▶ **Exercise requirements**
Go through the material and pull out every line with the string "document" in it.

▶ **Saved data entries**
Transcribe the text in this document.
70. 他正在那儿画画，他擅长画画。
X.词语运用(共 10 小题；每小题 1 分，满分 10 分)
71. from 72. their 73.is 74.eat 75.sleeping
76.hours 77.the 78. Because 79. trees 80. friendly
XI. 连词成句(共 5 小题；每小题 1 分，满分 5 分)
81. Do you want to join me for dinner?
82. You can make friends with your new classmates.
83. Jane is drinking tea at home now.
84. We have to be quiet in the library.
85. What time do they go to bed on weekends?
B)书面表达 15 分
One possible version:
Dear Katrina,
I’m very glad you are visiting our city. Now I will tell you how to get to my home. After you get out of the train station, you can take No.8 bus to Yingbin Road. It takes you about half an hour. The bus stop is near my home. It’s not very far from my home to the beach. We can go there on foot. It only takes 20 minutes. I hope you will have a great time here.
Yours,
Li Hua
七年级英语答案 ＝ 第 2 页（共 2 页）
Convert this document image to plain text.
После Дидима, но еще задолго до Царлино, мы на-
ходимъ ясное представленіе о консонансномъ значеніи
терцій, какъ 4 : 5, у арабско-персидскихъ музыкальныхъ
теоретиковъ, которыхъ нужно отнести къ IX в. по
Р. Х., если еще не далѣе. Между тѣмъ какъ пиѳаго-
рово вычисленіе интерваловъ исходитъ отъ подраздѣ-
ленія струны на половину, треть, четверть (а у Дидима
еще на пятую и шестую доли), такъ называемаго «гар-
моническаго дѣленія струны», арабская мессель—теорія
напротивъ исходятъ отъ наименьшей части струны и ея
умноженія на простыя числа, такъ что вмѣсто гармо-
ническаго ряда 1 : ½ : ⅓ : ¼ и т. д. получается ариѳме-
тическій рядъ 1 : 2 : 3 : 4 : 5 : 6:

▶ **Full solution**
Transcribe the text in this document.
Convert this document image to plain text.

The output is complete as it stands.